* **Aim**
Repeat the entries below exactly as they appear, with no pictures.

* **Input rows**

++++++

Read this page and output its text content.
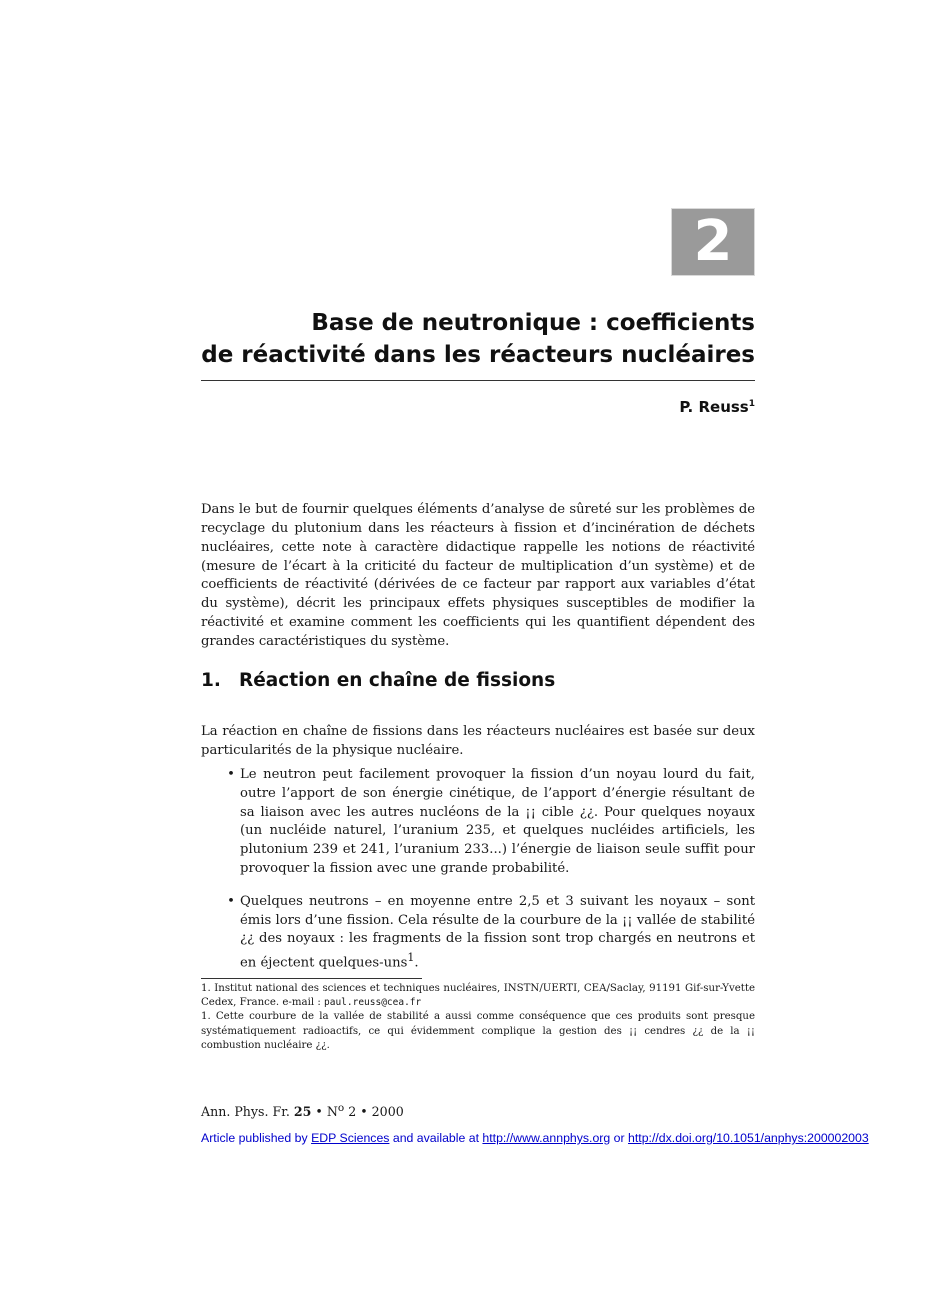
2
Base de neutronique : coefficients
de réactivité dans les réacteurs nucléaires
P. Reuss$^1$

Dans le but de fournir quelques éléments d’analyse de sûreté sur les problèmes de recyclage du plutonium dans les réacteurs à fission et d’incinération de déchets nucléaires, cette note à caractère didactique rappelle les notions de réactivité (mesure de l’écart à la criticité du facteur de multiplication d’un système) et de coefficients de réactivité (dérivées de ce facteur par rapport aux variables d’état du système), décrit les principaux effets physiques susceptibles de modifier la réactivité et examine comment les coefficients qui les quantifient dépendent des grandes caractéristiques du système.

1. Réaction en chaîne de fissions

La réaction en chaîne de fissions dans les réacteurs nucléaires est basée sur deux particularités de la physique nucléaire.

• Le neutron peut facilement provoquer la fission d’un noyau lourd du fait, outre l’apport de son énergie cinétique, de l’apport d’énergie résultant de sa liaison avec les autres nucléons de la ¡¡ cible ¿¿. Pour quelques noyaux (un nucléide naturel, l’uranium 235, et quelques nucléides artificiels, les plutonium 239 et 241, l’uranium 233...) l’énergie de liaison seule suffit pour provoquer la fission avec une grande probabilité.
• Quelques neutrons – en moyenne entre 2,5 et 3 suivant les noyaux – sont émis lors d’une fission. Cela résulte de la courbure de la ¡¡ vallée de stabilité ¿¿ des noyaux : les fragments de la fission sont trop chargés en neutrons et en éjectent quelques-uns$^1$.

1. Institut national des sciences et techniques nucléaires, INSTN/UERTI, CEA/Saclay, 91191 Gif-sur-Yvette Cedex, France. e-mail : paul.reuss@cea.fr

1. Cette courbure de la vallée de stabilité a aussi comme conséquence que ces produits sont presque systématiquement radioactifs, ce qui évidemment complique la gestion des ¡¡ cendres ¿¿ de la ¡¡ combustion nucléaire ¿¿.

Ann. Phys. Fr. 25 • $N^o$ 2 • 2000
Article published by EDP Sciences and available at http://www.annphys.org or http://dx.doi.org/10.1051/anphys:200002003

++++++

* **Task output**
Read this page and output its text content.
2
Base de neutronique : coefficients
de réactivité dans les réacteurs nucléaires
P. Reuss$^1$

Dans le but de fournir quelques éléments d’analyse de sûreté sur les problèmes de recyclage du plutonium dans les réacteurs à fission et d’incinération de déchets nucléaires, cette note à caractère didactique rappelle les notions de réactivité (mesure de l’écart à la criticité du facteur de multiplication d’un système) et de coefficients de réactivité (dérivées de ce facteur par rapport aux variables d’état du système), décrit les principaux effets physiques susceptibles de modifier la réactivité et examine comment les coefficients qui les quantifient dépendent des grandes caractéristiques du système.

1. Réaction en chaîne de fissions

La réaction en chaîne de fissions dans les réacteurs nucléaires est basée sur deux particularités de la physique nucléaire.

• Le neutron peut facilement provoquer la fission d’un noyau lourd du fait, outre l’apport de son énergie cinétique, de l’apport d’énergie résultant de sa liaison avec les autres nucléons de la ¡¡ cible ¿¿. Pour quelques noyaux (un nucléide naturel, l’uranium 235, et quelques nucléides artificiels, les plutonium 239 et 241, l’uranium 233...) l’énergie de liaison seule suffit pour provoquer la fission avec une grande probabilité.
• Quelques neutrons – en moyenne entre 2,5 et 3 suivant les noyaux – sont émis lors d’une fission. Cela résulte de la courbure de la ¡¡ vallée de stabilité ¿¿ des noyaux : les fragments de la fission sont trop chargés en neutrons et en éjectent quelques-uns$^1$.

1. Institut national des sciences et techniques nucléaires, INSTN/UERTI, CEA/Saclay, 91191 Gif-sur-Yvette Cedex, France. e-mail : paul.reuss@cea.fr

1. Cette courbure de la vallée de stabilité a aussi comme conséquence que ces produits sont presque systématiquement radioactifs, ce qui évidemment complique la gestion des ¡¡ cendres ¿¿ de la ¡¡ combustion nucléaire ¿¿.

Ann. Phys. Fr. 25 • $N^o$ 2 • 2000
Article published by EDP Sciences and available at http://www.annphys.org or http://dx.doi.org/10.1051/anphys:200002003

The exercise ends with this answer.